Short task: Every line containing the word "about" needs to be found and copied.

* Begin *

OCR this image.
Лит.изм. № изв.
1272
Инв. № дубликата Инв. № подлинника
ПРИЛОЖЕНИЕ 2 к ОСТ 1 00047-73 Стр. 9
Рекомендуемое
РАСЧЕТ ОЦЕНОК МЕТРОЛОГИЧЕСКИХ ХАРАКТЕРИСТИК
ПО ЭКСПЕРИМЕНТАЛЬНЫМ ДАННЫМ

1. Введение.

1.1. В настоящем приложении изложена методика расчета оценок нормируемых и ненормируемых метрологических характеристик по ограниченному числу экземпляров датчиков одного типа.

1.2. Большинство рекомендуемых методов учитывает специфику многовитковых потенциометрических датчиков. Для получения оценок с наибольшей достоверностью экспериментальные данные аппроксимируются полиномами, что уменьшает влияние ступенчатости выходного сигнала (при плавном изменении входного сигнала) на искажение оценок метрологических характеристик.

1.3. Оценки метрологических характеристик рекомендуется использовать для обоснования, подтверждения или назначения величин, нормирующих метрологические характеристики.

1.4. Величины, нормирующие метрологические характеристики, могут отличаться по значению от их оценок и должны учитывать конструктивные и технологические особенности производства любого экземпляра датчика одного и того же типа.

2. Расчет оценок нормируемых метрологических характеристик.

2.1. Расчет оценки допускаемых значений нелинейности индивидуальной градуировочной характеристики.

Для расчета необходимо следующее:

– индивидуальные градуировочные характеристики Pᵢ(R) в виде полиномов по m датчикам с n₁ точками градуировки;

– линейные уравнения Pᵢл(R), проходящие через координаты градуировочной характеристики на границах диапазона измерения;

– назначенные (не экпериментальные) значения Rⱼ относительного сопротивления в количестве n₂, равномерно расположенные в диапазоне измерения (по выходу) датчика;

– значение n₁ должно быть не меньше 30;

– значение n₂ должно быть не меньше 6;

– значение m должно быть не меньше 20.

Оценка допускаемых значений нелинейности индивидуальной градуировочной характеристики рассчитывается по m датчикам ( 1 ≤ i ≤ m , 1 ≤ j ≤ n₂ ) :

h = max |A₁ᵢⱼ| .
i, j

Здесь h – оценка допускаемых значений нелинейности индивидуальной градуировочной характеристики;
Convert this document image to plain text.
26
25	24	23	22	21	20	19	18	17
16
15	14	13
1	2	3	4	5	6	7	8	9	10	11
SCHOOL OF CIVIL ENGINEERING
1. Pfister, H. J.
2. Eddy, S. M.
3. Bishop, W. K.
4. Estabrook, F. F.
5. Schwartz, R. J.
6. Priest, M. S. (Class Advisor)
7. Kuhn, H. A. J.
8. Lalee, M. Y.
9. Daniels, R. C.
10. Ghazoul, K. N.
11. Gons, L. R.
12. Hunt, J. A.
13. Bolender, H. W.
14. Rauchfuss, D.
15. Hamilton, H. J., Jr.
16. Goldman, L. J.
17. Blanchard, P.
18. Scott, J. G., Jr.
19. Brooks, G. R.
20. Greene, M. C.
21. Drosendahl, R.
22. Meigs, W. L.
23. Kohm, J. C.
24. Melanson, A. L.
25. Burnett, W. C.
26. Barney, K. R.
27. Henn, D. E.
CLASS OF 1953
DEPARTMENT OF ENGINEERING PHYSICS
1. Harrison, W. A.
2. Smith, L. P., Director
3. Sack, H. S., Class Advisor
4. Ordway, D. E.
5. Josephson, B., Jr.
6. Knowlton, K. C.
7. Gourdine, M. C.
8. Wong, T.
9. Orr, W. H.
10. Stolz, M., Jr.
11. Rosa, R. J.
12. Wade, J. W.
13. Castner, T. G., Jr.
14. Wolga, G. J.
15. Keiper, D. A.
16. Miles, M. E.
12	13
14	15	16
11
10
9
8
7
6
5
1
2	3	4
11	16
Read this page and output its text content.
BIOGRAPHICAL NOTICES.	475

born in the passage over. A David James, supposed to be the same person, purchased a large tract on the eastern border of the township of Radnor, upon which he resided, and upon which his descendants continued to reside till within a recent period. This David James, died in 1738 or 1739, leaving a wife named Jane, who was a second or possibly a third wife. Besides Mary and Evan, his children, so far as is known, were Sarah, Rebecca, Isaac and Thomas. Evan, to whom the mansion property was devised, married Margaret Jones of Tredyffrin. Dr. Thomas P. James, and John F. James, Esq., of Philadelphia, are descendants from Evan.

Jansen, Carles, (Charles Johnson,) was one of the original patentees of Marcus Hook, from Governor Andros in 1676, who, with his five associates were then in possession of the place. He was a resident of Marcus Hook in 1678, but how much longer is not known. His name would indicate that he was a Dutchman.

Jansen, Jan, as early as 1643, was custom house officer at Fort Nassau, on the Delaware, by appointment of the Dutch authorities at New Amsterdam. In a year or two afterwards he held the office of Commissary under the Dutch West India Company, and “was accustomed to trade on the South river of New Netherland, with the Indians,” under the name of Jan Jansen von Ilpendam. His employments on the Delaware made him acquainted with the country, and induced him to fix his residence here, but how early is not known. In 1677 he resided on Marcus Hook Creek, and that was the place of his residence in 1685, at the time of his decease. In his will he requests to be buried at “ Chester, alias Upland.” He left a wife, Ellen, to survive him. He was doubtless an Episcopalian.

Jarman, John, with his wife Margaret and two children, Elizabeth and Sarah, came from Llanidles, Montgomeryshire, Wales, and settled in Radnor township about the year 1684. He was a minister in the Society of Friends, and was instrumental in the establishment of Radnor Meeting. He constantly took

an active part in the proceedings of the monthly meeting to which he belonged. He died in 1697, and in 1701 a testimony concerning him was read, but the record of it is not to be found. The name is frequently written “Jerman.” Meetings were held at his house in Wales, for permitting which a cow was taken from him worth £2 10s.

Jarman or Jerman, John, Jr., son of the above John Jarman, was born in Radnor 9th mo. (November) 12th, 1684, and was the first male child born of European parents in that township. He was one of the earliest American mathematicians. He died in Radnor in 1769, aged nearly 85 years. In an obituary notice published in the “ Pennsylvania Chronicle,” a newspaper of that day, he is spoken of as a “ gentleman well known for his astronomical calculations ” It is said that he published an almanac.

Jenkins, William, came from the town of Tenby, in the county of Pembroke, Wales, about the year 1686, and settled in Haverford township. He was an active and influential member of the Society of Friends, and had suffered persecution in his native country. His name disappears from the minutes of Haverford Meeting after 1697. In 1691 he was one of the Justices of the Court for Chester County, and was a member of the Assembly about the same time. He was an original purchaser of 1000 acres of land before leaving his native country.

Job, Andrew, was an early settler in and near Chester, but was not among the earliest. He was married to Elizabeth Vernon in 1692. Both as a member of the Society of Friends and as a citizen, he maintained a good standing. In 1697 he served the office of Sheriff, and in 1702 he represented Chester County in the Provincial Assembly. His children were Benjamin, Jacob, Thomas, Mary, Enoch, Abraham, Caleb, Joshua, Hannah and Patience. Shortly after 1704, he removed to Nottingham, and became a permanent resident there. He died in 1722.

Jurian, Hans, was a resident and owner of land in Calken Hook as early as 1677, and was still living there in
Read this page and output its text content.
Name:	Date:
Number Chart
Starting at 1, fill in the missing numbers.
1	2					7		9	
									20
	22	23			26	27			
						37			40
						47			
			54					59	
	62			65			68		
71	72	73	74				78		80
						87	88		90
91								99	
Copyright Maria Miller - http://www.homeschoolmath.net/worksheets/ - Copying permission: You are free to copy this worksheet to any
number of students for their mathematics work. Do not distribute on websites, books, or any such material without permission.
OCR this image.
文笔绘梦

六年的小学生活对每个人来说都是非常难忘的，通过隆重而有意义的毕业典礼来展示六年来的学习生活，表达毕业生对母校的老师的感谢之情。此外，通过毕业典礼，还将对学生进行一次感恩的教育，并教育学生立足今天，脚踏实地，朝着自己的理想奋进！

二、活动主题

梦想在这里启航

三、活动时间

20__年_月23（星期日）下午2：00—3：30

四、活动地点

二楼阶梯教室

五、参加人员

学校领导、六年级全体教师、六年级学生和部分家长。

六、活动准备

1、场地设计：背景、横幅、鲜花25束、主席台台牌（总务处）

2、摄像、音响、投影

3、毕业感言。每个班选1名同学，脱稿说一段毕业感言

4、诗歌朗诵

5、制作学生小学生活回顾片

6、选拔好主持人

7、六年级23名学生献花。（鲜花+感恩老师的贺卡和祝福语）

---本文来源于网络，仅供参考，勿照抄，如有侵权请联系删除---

* End *

Full response:
Jarman, John, with his wife Margaret and two children, Elizabeth and Sarah, came from Llanidles, Montgomeryshire, Wales, and settled in Radnor township about the year 1684. He was a minister in the Society of Friends, and was instrumental in the establishment of Radnor Meeting. He constantly took
Jenkins, William, came from the town of Tenby, in the county of Pembroke, Wales, about the year 1686, and settled in Haverford township. He was an active and influential member of the Society of Friends, and had suffered persecution in his native country. His name disappears from the minutes of Haverford Meeting after 1697. In 1691 he was one of the Justices of the Court for Chester County, and was a member of the Assembly about the same time. He was an original purchaser of 1000 acres of land before leaving his native country.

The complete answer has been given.